▸ TO BE DONE
Every line holding the string "name" should be gathered.

[Stored dataset items]
━━━━━━

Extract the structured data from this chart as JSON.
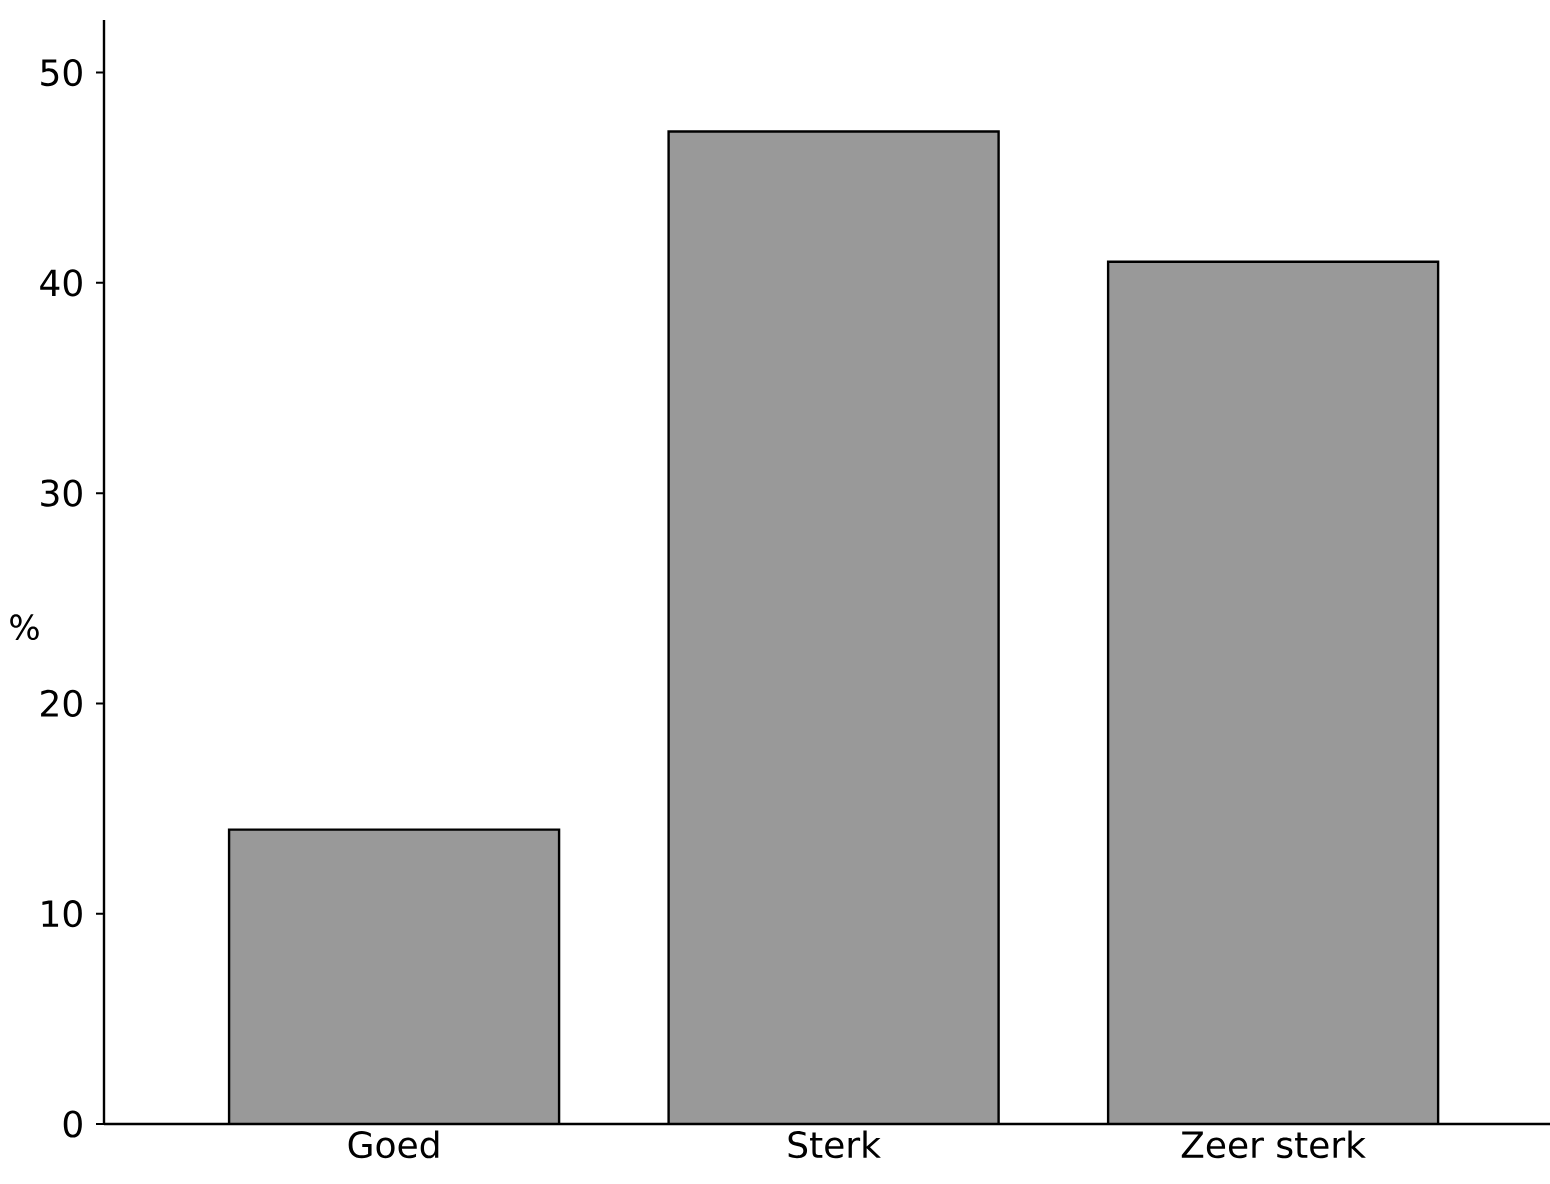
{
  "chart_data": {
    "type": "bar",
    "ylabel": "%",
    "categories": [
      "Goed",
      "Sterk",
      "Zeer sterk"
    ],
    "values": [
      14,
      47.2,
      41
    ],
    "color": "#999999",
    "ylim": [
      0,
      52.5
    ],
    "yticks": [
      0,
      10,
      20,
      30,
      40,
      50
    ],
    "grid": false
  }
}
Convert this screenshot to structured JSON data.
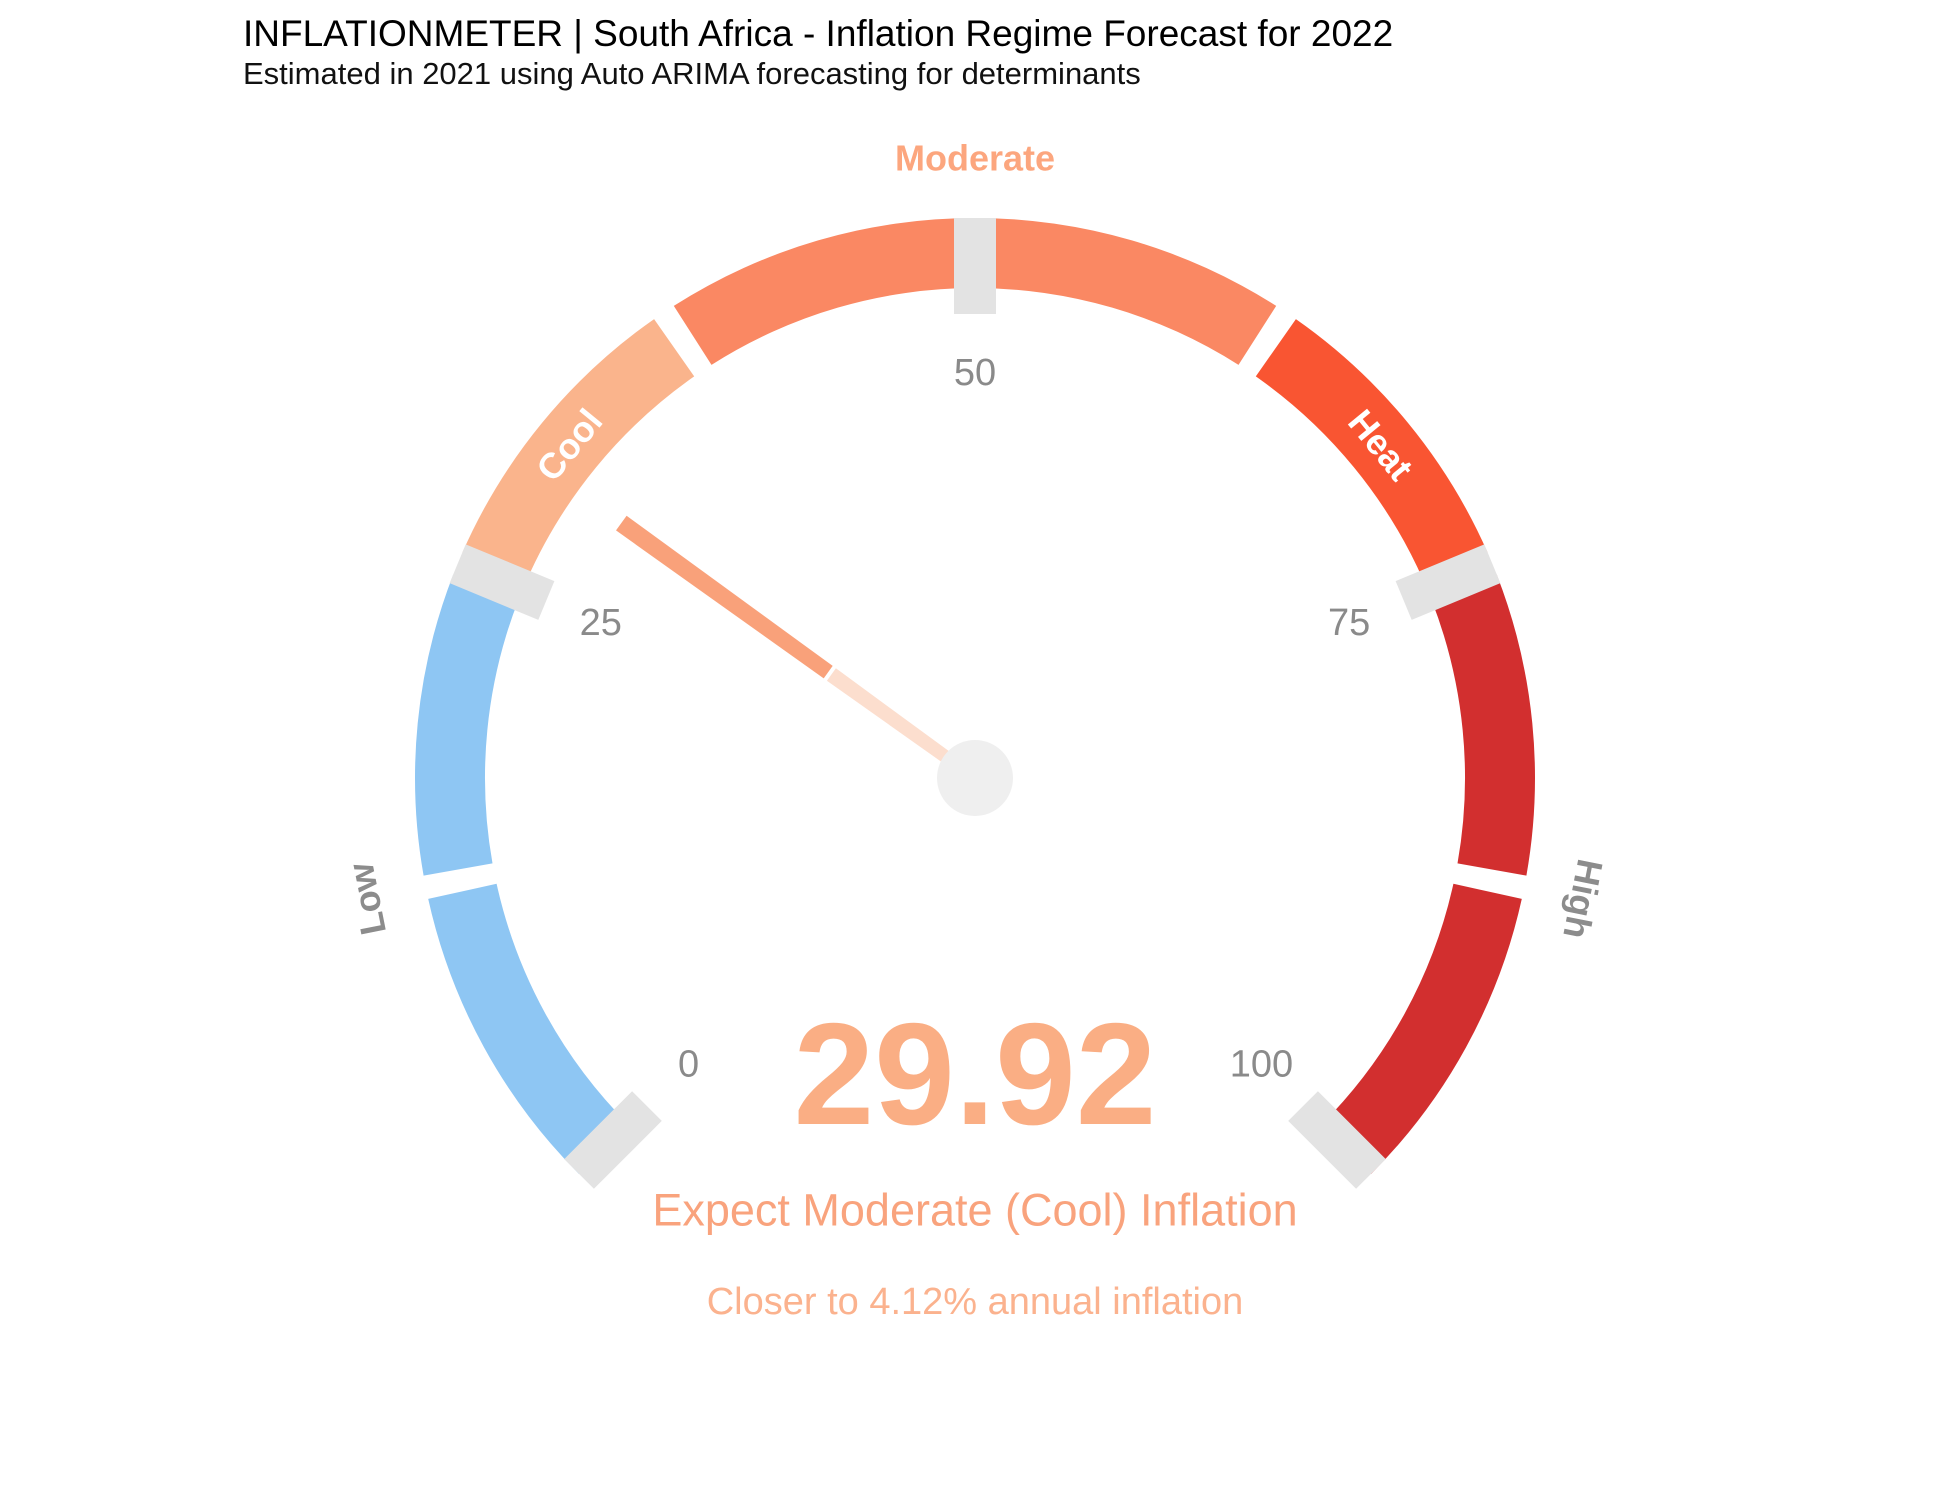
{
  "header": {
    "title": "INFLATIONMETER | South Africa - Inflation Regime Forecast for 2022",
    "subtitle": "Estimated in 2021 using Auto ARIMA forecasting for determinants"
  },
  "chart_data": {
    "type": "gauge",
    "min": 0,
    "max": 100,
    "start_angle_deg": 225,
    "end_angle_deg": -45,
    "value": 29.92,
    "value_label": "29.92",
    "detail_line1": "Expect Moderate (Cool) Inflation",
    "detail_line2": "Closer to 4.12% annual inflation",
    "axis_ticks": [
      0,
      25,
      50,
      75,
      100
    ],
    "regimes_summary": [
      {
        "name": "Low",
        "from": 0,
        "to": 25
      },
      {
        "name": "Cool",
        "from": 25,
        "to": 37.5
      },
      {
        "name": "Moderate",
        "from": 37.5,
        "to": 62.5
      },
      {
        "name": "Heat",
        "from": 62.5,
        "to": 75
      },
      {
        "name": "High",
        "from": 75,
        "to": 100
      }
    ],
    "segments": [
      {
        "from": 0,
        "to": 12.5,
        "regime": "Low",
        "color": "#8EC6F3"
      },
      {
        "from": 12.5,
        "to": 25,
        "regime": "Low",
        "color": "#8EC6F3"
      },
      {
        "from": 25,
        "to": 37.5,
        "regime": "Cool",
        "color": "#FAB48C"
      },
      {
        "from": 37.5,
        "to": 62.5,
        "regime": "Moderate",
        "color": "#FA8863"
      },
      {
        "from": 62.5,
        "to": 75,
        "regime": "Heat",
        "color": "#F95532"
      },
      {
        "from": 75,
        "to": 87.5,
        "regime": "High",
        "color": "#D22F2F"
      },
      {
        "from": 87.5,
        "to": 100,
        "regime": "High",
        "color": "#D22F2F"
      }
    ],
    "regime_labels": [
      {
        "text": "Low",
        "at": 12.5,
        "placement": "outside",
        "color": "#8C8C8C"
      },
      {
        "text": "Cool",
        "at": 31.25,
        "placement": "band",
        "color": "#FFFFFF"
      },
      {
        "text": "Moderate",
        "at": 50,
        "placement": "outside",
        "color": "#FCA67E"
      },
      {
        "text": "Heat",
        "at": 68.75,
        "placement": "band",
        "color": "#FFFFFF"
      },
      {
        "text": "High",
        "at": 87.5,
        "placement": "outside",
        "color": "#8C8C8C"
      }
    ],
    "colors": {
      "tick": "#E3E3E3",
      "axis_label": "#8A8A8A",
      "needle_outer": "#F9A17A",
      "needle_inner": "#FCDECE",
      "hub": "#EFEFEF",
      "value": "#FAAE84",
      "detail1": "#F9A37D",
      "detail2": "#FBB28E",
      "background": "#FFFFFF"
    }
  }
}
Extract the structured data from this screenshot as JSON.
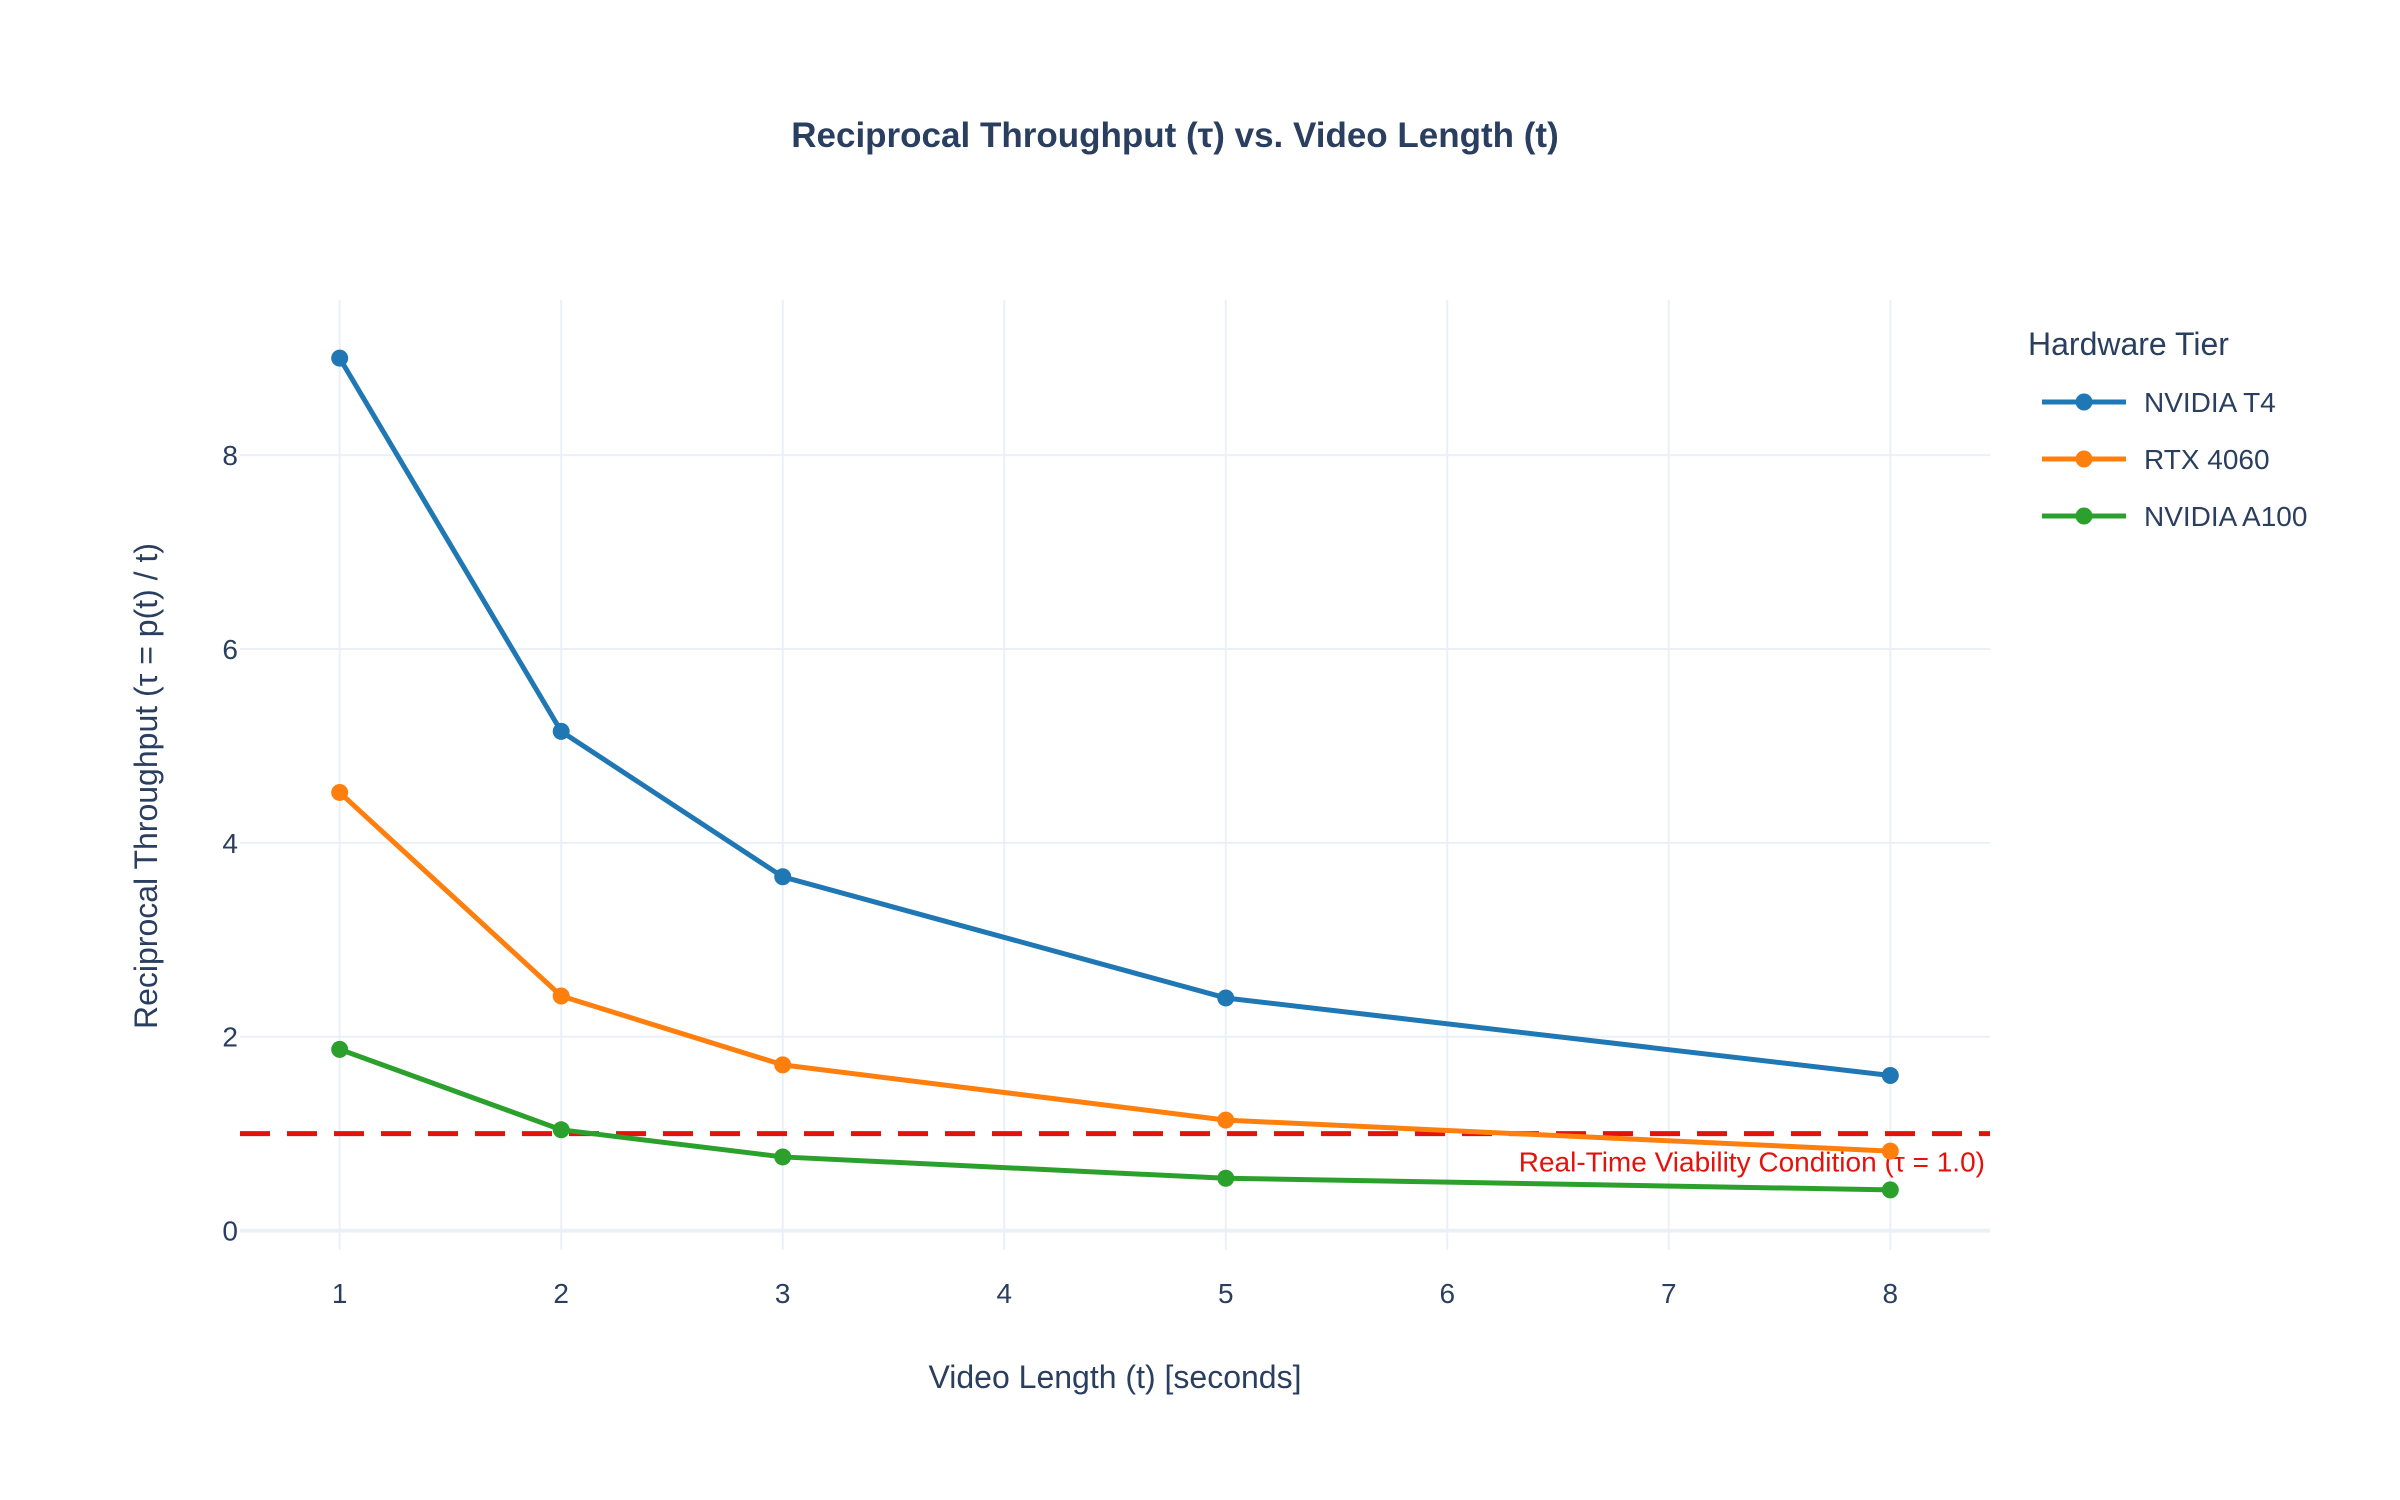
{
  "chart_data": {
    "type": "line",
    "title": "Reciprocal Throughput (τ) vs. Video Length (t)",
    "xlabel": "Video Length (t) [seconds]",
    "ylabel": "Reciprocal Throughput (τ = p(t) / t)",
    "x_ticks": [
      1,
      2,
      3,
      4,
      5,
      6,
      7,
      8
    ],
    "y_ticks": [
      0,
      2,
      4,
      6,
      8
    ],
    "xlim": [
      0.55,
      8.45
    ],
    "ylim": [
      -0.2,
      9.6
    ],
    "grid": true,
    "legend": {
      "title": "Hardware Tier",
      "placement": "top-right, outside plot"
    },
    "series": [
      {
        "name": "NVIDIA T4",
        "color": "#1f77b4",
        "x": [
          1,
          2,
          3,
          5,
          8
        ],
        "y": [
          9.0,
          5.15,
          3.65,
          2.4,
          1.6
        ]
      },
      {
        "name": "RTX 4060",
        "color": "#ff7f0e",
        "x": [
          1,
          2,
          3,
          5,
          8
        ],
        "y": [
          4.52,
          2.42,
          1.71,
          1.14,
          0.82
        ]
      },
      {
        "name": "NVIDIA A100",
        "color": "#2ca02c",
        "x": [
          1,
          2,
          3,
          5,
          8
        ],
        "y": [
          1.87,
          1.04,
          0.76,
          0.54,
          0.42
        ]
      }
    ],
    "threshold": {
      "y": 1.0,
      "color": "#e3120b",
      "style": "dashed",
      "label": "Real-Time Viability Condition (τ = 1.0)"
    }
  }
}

━━━━━━

▸ EXERCISE RESPONSE
        "name": "Low",
        "name": "Cool",
        "name": "Moderate",
        "name": "Heat",
        "name": "High",
        "name": "NVIDIA T4",
        "name": "RTX 4060",
        "name": "NVIDIA A100",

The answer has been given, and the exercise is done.